Your objective: Among the entries below, find the lines with "Daily" and copy them.

[Opening Dataset extract section]

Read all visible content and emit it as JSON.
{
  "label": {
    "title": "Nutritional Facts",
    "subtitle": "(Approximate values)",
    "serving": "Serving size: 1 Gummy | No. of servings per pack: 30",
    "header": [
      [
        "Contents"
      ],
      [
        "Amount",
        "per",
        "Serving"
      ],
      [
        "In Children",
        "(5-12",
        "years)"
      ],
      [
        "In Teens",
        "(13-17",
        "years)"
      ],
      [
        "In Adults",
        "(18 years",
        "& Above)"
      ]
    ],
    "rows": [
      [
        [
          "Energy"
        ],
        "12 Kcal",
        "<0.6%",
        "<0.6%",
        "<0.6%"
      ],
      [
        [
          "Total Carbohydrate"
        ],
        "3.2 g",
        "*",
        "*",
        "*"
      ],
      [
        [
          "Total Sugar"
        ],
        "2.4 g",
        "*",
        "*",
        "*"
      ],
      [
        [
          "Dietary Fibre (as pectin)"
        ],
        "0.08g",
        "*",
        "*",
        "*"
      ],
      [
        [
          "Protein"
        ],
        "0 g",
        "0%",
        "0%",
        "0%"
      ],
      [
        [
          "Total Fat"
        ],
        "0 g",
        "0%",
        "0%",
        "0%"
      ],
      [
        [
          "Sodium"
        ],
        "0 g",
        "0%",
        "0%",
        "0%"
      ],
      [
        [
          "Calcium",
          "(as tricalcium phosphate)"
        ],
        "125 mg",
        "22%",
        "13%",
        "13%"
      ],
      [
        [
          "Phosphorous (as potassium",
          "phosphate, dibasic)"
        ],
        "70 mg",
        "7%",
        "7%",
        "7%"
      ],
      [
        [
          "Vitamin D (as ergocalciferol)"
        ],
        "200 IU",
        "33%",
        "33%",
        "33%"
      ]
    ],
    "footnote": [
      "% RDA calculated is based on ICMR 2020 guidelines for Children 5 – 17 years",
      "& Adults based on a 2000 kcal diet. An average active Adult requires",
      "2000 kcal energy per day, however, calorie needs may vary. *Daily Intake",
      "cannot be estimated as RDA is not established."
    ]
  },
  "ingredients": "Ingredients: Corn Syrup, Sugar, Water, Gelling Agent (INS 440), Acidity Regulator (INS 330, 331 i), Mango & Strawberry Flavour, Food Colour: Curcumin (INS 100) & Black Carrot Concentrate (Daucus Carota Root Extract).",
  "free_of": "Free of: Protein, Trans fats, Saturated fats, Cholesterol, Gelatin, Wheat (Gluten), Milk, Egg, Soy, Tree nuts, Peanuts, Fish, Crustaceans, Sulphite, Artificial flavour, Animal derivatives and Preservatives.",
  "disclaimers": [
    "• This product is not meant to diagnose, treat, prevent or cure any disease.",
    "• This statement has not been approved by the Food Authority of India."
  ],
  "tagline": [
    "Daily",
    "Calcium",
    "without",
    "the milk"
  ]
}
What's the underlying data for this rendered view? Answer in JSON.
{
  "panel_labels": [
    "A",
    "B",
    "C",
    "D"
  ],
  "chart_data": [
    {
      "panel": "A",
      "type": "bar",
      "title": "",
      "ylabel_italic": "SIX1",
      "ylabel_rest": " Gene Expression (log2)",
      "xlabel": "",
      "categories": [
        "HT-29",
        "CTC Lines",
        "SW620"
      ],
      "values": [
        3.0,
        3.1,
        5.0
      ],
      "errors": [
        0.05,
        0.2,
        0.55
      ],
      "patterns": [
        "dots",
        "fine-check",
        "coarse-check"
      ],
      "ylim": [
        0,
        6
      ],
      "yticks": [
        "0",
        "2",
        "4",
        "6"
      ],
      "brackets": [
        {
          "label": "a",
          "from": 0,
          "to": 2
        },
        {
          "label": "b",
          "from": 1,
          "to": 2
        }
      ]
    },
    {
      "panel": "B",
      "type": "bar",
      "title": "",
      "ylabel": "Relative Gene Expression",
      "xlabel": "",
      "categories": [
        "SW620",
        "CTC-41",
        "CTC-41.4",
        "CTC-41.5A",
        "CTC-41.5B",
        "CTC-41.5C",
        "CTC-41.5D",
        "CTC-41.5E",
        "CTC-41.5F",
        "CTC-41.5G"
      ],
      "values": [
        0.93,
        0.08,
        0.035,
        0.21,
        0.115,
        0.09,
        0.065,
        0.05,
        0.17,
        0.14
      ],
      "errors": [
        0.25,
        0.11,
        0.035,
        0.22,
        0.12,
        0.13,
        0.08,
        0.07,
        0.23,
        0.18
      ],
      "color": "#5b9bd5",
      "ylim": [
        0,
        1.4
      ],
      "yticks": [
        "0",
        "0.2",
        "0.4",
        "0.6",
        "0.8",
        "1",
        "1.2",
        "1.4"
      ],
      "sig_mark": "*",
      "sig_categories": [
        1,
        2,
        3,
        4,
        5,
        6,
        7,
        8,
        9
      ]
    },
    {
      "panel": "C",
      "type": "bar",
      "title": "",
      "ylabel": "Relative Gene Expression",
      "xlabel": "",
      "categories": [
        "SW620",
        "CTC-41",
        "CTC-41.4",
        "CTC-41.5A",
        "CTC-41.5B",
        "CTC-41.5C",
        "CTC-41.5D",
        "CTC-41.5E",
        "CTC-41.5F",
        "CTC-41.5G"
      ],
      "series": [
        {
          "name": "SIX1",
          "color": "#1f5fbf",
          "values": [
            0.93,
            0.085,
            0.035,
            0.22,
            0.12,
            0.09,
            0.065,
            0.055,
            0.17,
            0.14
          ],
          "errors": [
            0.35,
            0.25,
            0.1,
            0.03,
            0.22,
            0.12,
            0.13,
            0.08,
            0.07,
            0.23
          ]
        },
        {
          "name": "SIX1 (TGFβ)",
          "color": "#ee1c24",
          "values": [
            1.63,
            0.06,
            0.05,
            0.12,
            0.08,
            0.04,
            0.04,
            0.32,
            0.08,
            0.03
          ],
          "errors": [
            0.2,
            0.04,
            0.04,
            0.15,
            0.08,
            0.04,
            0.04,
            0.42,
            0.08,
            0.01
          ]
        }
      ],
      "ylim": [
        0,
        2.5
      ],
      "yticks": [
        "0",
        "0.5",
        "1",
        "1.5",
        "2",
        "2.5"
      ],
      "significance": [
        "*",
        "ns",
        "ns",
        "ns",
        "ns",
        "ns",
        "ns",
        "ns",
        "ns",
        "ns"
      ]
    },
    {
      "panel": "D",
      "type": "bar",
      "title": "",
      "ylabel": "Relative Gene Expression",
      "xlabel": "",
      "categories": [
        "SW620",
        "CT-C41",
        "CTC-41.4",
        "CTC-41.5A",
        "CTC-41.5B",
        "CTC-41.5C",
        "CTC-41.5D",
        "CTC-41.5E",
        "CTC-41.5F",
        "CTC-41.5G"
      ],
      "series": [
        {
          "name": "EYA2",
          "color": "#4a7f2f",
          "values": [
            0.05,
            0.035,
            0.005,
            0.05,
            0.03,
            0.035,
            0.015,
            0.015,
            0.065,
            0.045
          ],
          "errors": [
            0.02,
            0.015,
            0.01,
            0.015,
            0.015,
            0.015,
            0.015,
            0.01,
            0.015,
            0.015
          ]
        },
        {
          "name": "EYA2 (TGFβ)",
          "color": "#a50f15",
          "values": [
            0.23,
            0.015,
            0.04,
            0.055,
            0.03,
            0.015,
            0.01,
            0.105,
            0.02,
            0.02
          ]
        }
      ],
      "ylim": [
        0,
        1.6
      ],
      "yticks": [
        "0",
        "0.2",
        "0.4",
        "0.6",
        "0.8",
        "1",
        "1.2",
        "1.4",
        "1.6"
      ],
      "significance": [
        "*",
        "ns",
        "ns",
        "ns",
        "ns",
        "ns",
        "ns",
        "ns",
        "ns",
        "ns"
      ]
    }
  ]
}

[Closing Dataset extract section]

Result below:
      "2000 kcal energy per day, however, calorie needs may vary. *Daily Intake",
    "Daily",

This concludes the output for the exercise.